— What is asked —
Transcribe all the entries word for word, omitting any pictures they contain.

— Material to process —
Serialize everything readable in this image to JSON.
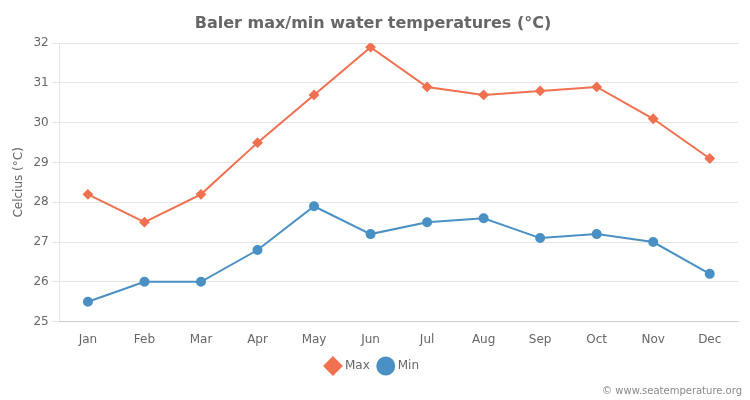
{
  "chart_data": {
    "type": "line",
    "title": "Baler max/min water temperatures (°C)",
    "ylabel": "Celcius (°C)",
    "categories": [
      "Jan",
      "Feb",
      "Mar",
      "Apr",
      "May",
      "Jun",
      "Jul",
      "Aug",
      "Sep",
      "Oct",
      "Nov",
      "Dec"
    ],
    "series": [
      {
        "name": "Max",
        "color": "#f07050",
        "marker": "diamond",
        "values": [
          28.2,
          27.5,
          28.2,
          29.5,
          30.7,
          31.9,
          30.9,
          30.7,
          30.8,
          30.9,
          30.1,
          29.1
        ]
      },
      {
        "name": "Min",
        "color": "#4a90c4",
        "marker": "circle",
        "values": [
          25.5,
          26.0,
          26.0,
          26.8,
          27.9,
          27.2,
          27.5,
          27.6,
          27.1,
          27.2,
          27.0,
          26.2
        ]
      }
    ],
    "ylim": [
      25,
      32
    ],
    "yticks": [
      25,
      26,
      27,
      28,
      29,
      30,
      31,
      32
    ],
    "grid": "y",
    "legend": "bottom",
    "annotations": [
      "© www.seatemperature.org"
    ]
  }
}
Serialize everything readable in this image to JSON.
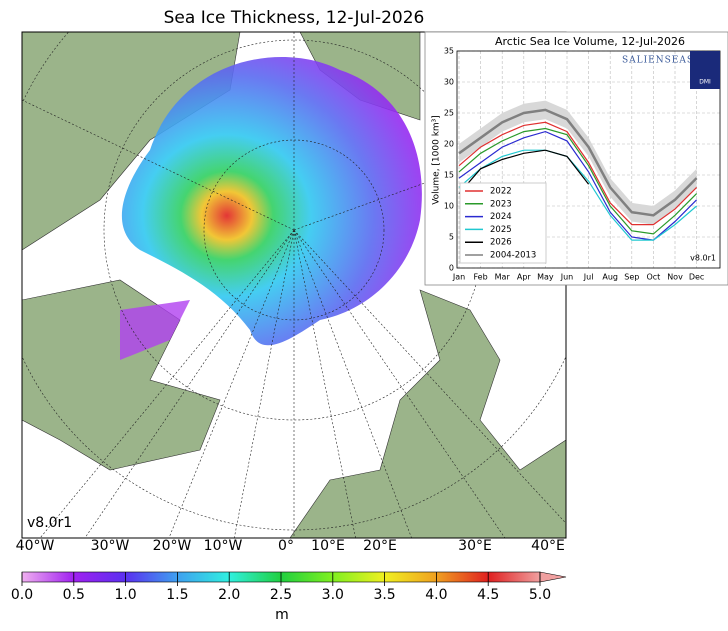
{
  "map": {
    "title": "Sea Ice Thickness, 12-Jul-2026",
    "version": "v8.0r1",
    "lon_labels": [
      "40°W",
      "30°W",
      "20°W",
      "10°W",
      "0°",
      "10°E",
      "20°E",
      "30°E",
      "40°E"
    ],
    "colorbar": {
      "lim": [
        0,
        5
      ],
      "ticks": [
        {
          "value": 0,
          "label": "0.0"
        },
        0.5,
        {
          "value": 1,
          "label": "1.0"
        },
        1.5,
        {
          "value": 2,
          "label": "2.0"
        },
        2.5,
        {
          "value": 3,
          "label": "3.0"
        },
        3.5,
        {
          "value": 4,
          "label": "4.0"
        },
        4.5,
        {
          "value": 5,
          "label": "5.0"
        }
      ],
      "unit": "m"
    }
  },
  "chart_data": {
    "type": "line",
    "title": "Arctic Sea Ice Volume, 12-Jul-2026",
    "y_label": "Volume, [1000 km³]",
    "logo": "SALIENSEAS",
    "logo_badge": "DMI",
    "version": "v8.0r1",
    "categories": [
      "Jan",
      "Feb",
      "Mar",
      "Apr",
      "May",
      "Jun",
      "Jul",
      "Aug",
      "Sep",
      "Oct",
      "Nov",
      "Dec"
    ],
    "ylim": [
      0,
      35
    ],
    "yticks": [
      0,
      5,
      10,
      15,
      20,
      25,
      30,
      35
    ],
    "grid": true,
    "series": [
      {
        "name": "2022",
        "color": "#e03030",
        "values": [
          16.5,
          19.5,
          21.5,
          23,
          23.5,
          22,
          17,
          10.5,
          7,
          7,
          9.5,
          13
        ]
      },
      {
        "name": "2023",
        "color": "#2a9a2a",
        "values": [
          15.5,
          18.5,
          20.5,
          22,
          22.5,
          21.5,
          16.5,
          10,
          6,
          5.5,
          8.5,
          12
        ]
      },
      {
        "name": "2024",
        "color": "#2a2ad0",
        "values": [
          14.5,
          17,
          19.5,
          21,
          22,
          20.5,
          15.5,
          9,
          5,
          4.5,
          7.5,
          11
        ]
      },
      {
        "name": "2025",
        "color": "#20c8d0",
        "values": [
          13,
          16,
          18,
          19,
          19,
          18,
          14,
          8.5,
          4.5,
          4.5,
          7,
          10
        ]
      },
      {
        "name": "2026",
        "color": "#000000",
        "values": [
          12,
          16,
          17.5,
          18.5,
          19,
          18,
          13.5,
          null,
          null,
          null,
          null,
          null
        ]
      },
      {
        "name": "2004-2013",
        "color": "#808080",
        "values": [
          18.5,
          21,
          23.5,
          25,
          25.5,
          24,
          19.5,
          13,
          9,
          8.5,
          11,
          14.5
        ]
      }
    ],
    "band": {
      "color": "#d8d8d8",
      "lower": [
        17,
        19.5,
        22,
        23.5,
        24,
        22.5,
        18,
        11.5,
        7.5,
        7,
        9.5,
        13
      ],
      "upper": [
        20,
        22.5,
        25,
        26.5,
        27,
        25.5,
        21,
        14.5,
        10.5,
        10,
        12.5,
        16
      ]
    }
  }
}
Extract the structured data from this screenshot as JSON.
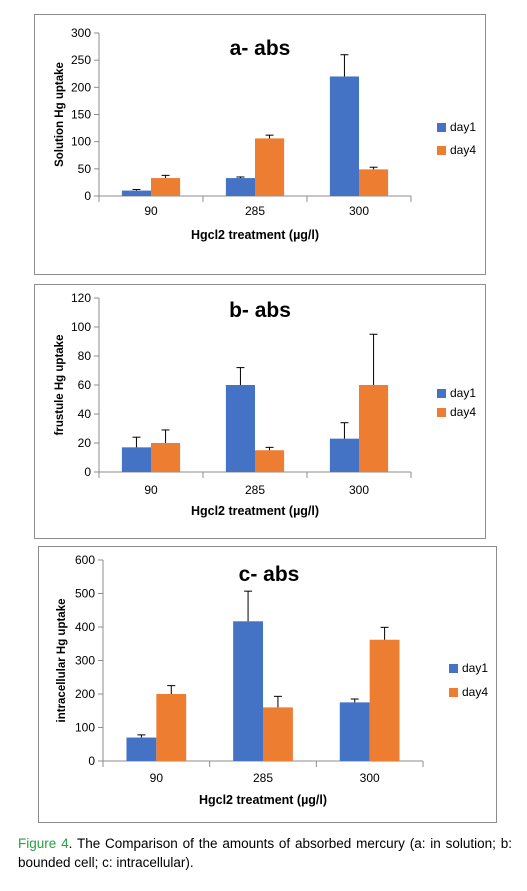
{
  "figure": {
    "label": "Figure 4",
    "caption": ". The Comparison of the amounts of absorbed mercury (a: in solution; b: bounded cell; c: intracellular)."
  },
  "colors": {
    "day1": "#4472C4",
    "day4": "#ED7D31",
    "axis": "#8c8c8c",
    "errorbar": "#000000"
  },
  "chart_data": [
    {
      "type": "bar",
      "title": "a- abs",
      "xlabel": "Hgcl2 treatment (µg/l)",
      "ylabel": "Solution Hg uptake",
      "categories": [
        "90",
        "285",
        "300"
      ],
      "ylim": [
        0,
        300
      ],
      "yticks": [
        0,
        50,
        100,
        150,
        200,
        250,
        300
      ],
      "legend_position": "right",
      "series": [
        {
          "name": "day1",
          "values": [
            10,
            33,
            220
          ],
          "errors": [
            2,
            2,
            40
          ]
        },
        {
          "name": "day4",
          "values": [
            33,
            106,
            49
          ],
          "errors": [
            5,
            6,
            4
          ]
        }
      ]
    },
    {
      "type": "bar",
      "title": "b- abs",
      "xlabel": "Hgcl2 treatment (µg/l)",
      "ylabel": "frustule Hg uptake",
      "categories": [
        "90",
        "285",
        "300"
      ],
      "ylim": [
        0,
        120
      ],
      "yticks": [
        0,
        20,
        40,
        60,
        80,
        100,
        120
      ],
      "legend_position": "right",
      "series": [
        {
          "name": "day1",
          "values": [
            17,
            60,
            23
          ],
          "errors": [
            7,
            12,
            11
          ]
        },
        {
          "name": "day4",
          "values": [
            20,
            15,
            60
          ],
          "errors": [
            9,
            2,
            35
          ]
        }
      ]
    },
    {
      "type": "bar",
      "title": "c- abs",
      "xlabel": "Hgcl2 treatment (µg/l)",
      "ylabel": "intracellular Hg uptake",
      "categories": [
        "90",
        "285",
        "300"
      ],
      "ylim": [
        0,
        600
      ],
      "yticks": [
        0,
        100,
        200,
        300,
        400,
        500,
        600
      ],
      "legend_position": "right",
      "series": [
        {
          "name": "day1",
          "values": [
            70,
            417,
            175
          ],
          "errors": [
            8,
            90,
            10
          ]
        },
        {
          "name": "day4",
          "values": [
            200,
            160,
            362
          ],
          "errors": [
            25,
            33,
            37
          ]
        }
      ]
    }
  ]
}
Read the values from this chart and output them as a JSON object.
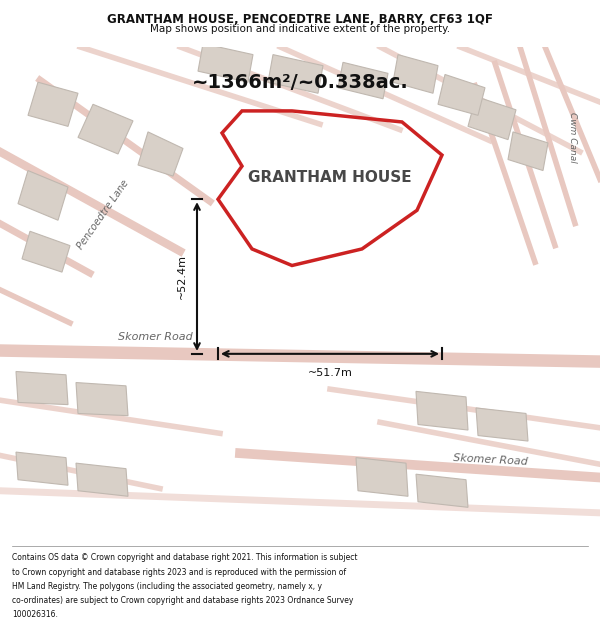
{
  "title_line1": "GRANTHAM HOUSE, PENCOEDTRE LANE, BARRY, CF63 1QF",
  "title_line2": "Map shows position and indicative extent of the property.",
  "area_label": "~1366m²/~0.338ac.",
  "property_label": "GRANTHAM HOUSE",
  "dim_vertical": "~52.4m",
  "dim_horizontal": "~51.7m",
  "road_label1": "Skomer Road",
  "road_label2": "Skomer Road",
  "lane_label": "Pencoedtre Lane",
  "canal_label": "Cwm Canal",
  "footer_lines": [
    "Contains OS data © Crown copyright and database right 2021. This information is subject",
    "to Crown copyright and database rights 2023 and is reproduced with the permission of",
    "HM Land Registry. The polygons (including the associated geometry, namely x, y",
    "co-ordinates) are subject to Crown copyright and database rights 2023 Ordnance Survey",
    "100026316."
  ],
  "map_bg": "#f5f0eb",
  "road_color": "#e8c8c0",
  "property_outline_color": "#cc2222",
  "building_fill": "#d8d0c8",
  "building_edge": "#c0b8b0",
  "dim_color": "#111111",
  "title_color": "#111111",
  "footer_color": "#111111"
}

— Result of the task —
Serialize everything readable in this image to JSON.
{
  "chart_data": {
    "type": "line",
    "title": "Baler max/min water temperatures (°C)",
    "ylabel": "Celcius (°C)",
    "categories": [
      "Jan",
      "Feb",
      "Mar",
      "Apr",
      "May",
      "Jun",
      "Jul",
      "Aug",
      "Sep",
      "Oct",
      "Nov",
      "Dec"
    ],
    "series": [
      {
        "name": "Max",
        "color": "#f07050",
        "marker": "diamond",
        "values": [
          28.2,
          27.5,
          28.2,
          29.5,
          30.7,
          31.9,
          30.9,
          30.7,
          30.8,
          30.9,
          30.1,
          29.1
        ]
      },
      {
        "name": "Min",
        "color": "#4a90c4",
        "marker": "circle",
        "values": [
          25.5,
          26.0,
          26.0,
          26.8,
          27.9,
          27.2,
          27.5,
          27.6,
          27.1,
          27.2,
          27.0,
          26.2
        ]
      }
    ],
    "ylim": [
      25,
      32
    ],
    "yticks": [
      25,
      26,
      27,
      28,
      29,
      30,
      31,
      32
    ],
    "grid": "y",
    "legend": "bottom",
    "annotations": [
      "© www.seatemperature.org"
    ]
  }
}
Serialize everything readable in this image to JSON.
{
  "map": {
    "title": "Sea Ice Thickness, 12-Jul-2026",
    "version": "v8.0r1",
    "lon_labels": [
      "40°W",
      "30°W",
      "20°W",
      "10°W",
      "0°",
      "10°E",
      "20°E",
      "30°E",
      "40°E"
    ],
    "colorbar": {
      "lim": [
        0,
        5
      ],
      "ticks": [
        {
          "value": 0,
          "label": "0.0"
        },
        0.5,
        {
          "value": 1,
          "label": "1.0"
        },
        1.5,
        {
          "value": 2,
          "label": "2.0"
        },
        2.5,
        {
          "value": 3,
          "label": "3.0"
        },
        3.5,
        {
          "value": 4,
          "label": "4.0"
        },
        4.5,
        {
          "value": 5,
          "label": "5.0"
        }
      ],
      "unit": "m"
    }
  },
  "chart_data": {
    "type": "line",
    "title": "Arctic Sea Ice Volume, 12-Jul-2026",
    "y_label": "Volume, [1000 km³]",
    "logo": "SALIENSEAS",
    "logo_badge": "DMI",
    "version": "v8.0r1",
    "categories": [
      "Jan",
      "Feb",
      "Mar",
      "Apr",
      "May",
      "Jun",
      "Jul",
      "Aug",
      "Sep",
      "Oct",
      "Nov",
      "Dec"
    ],
    "ylim": [
      0,
      35
    ],
    "yticks": [
      0,
      5,
      10,
      15,
      20,
      25,
      30,
      35
    ],
    "grid": true,
    "series": [
      {
        "name": "2022",
        "color": "#e03030",
        "values": [
          16.5,
          19.5,
          21.5,
          23,
          23.5,
          22,
          17,
          10.5,
          7,
          7,
          9.5,
          13
        ]
      },
      {
        "name": "2023",
        "color": "#2a9a2a",
        "values": [
          15.5,
          18.5,
          20.5,
          22,
          22.5,
          21.5,
          16.5,
          10,
          6,
          5.5,
          8.5,
          12
        ]
      },
      {
        "name": "2024",
        "color": "#2a2ad0",
        "values": [
          14.5,
          17,
          19.5,
          21,
          22,
          20.5,
          15.5,
          9,
          5,
          4.5,
          7.5,
          11
        ]
      },
      {
        "name": "2025",
        "color": "#20c8d0",
        "values": [
          13,
          16,
          18,
          19,
          19,
          18,
          14,
          8.5,
          4.5,
          4.5,
          7,
          10
        ]
      },
      {
        "name": "2026",
        "color": "#000000",
        "values": [
          12,
          16,
          17.5,
          18.5,
          19,
          18,
          13.5,
          null,
          null,
          null,
          null,
          null
        ]
      },
      {
        "name": "2004-2013",
        "color": "#808080",
        "values": [
          18.5,
          21,
          23.5,
          25,
          25.5,
          24,
          19.5,
          13,
          9,
          8.5,
          11,
          14.5
        ]
      }
    ],
    "band": {
      "color": "#d8d8d8",
      "lower": [
        17,
        19.5,
        22,
        23.5,
        24,
        22.5,
        18,
        11.5,
        7.5,
        7,
        9.5,
        13
      ],
      "upper": [
        20,
        22.5,
        25,
        26.5,
        27,
        25.5,
        21,
        14.5,
        10.5,
        10,
        12.5,
        16
      ]
    }
  }
}
Extract the structured data from this screenshot as JSON.
{
  "figure": {
    "label": "Figure 4",
    "caption": ". The Comparison of the amounts of absorbed mercury (a: in solution; b: bounded cell; c: intracellular)."
  },
  "colors": {
    "day1": "#4472C4",
    "day4": "#ED7D31",
    "axis": "#8c8c8c",
    "errorbar": "#000000"
  },
  "chart_data": [
    {
      "type": "bar",
      "title": "a- abs",
      "xlabel": "Hgcl2 treatment (µg/l)",
      "ylabel": "Solution Hg uptake",
      "categories": [
        "90",
        "285",
        "300"
      ],
      "ylim": [
        0,
        300
      ],
      "yticks": [
        0,
        50,
        100,
        150,
        200,
        250,
        300
      ],
      "legend_position": "right",
      "series": [
        {
          "name": "day1",
          "values": [
            10,
            33,
            220
          ],
          "errors": [
            2,
            2,
            40
          ]
        },
        {
          "name": "day4",
          "values": [
            33,
            106,
            49
          ],
          "errors": [
            5,
            6,
            4
          ]
        }
      ]
    },
    {
      "type": "bar",
      "title": "b- abs",
      "xlabel": "Hgcl2 treatment (µg/l)",
      "ylabel": "frustule Hg uptake",
      "categories": [
        "90",
        "285",
        "300"
      ],
      "ylim": [
        0,
        120
      ],
      "yticks": [
        0,
        20,
        40,
        60,
        80,
        100,
        120
      ],
      "legend_position": "right",
      "series": [
        {
          "name": "day1",
          "values": [
            17,
            60,
            23
          ],
          "errors": [
            7,
            12,
            11
          ]
        },
        {
          "name": "day4",
          "values": [
            20,
            15,
            60
          ],
          "errors": [
            9,
            2,
            35
          ]
        }
      ]
    },
    {
      "type": "bar",
      "title": "c- abs",
      "xlabel": "Hgcl2 treatment (µg/l)",
      "ylabel": "intracellular Hg uptake",
      "categories": [
        "90",
        "285",
        "300"
      ],
      "ylim": [
        0,
        600
      ],
      "yticks": [
        0,
        100,
        200,
        300,
        400,
        500,
        600
      ],
      "legend_position": "right",
      "series": [
        {
          "name": "day1",
          "values": [
            70,
            417,
            175
          ],
          "errors": [
            8,
            90,
            10
          ]
        },
        {
          "name": "day4",
          "values": [
            200,
            160,
            362
          ],
          "errors": [
            25,
            33,
            37
          ]
        }
      ]
    }
  ]
}
Read the values from this chart and output them as a JSON object.
{
  "title_line1": "GRANTHAM HOUSE, PENCOEDTRE LANE, BARRY, CF63 1QF",
  "title_line2": "Map shows position and indicative extent of the property.",
  "area_label": "~1366m²/~0.338ac.",
  "property_label": "GRANTHAM HOUSE",
  "dim_vertical": "~52.4m",
  "dim_horizontal": "~51.7m",
  "road_label1": "Skomer Road",
  "road_label2": "Skomer Road",
  "lane_label": "Pencoedtre Lane",
  "canal_label": "Cwm Canal",
  "footer_lines": [
    "Contains OS data © Crown copyright and database right 2021. This information is subject",
    "to Crown copyright and database rights 2023 and is reproduced with the permission of",
    "HM Land Registry. The polygons (including the associated geometry, namely x, y",
    "co-ordinates) are subject to Crown copyright and database rights 2023 Ordnance Survey",
    "100026316."
  ],
  "map_bg": "#f5f0eb",
  "road_color": "#e8c8c0",
  "property_outline_color": "#cc2222",
  "building_fill": "#d8d0c8",
  "building_edge": "#c0b8b0",
  "dim_color": "#111111",
  "title_color": "#111111",
  "footer_color": "#111111"
}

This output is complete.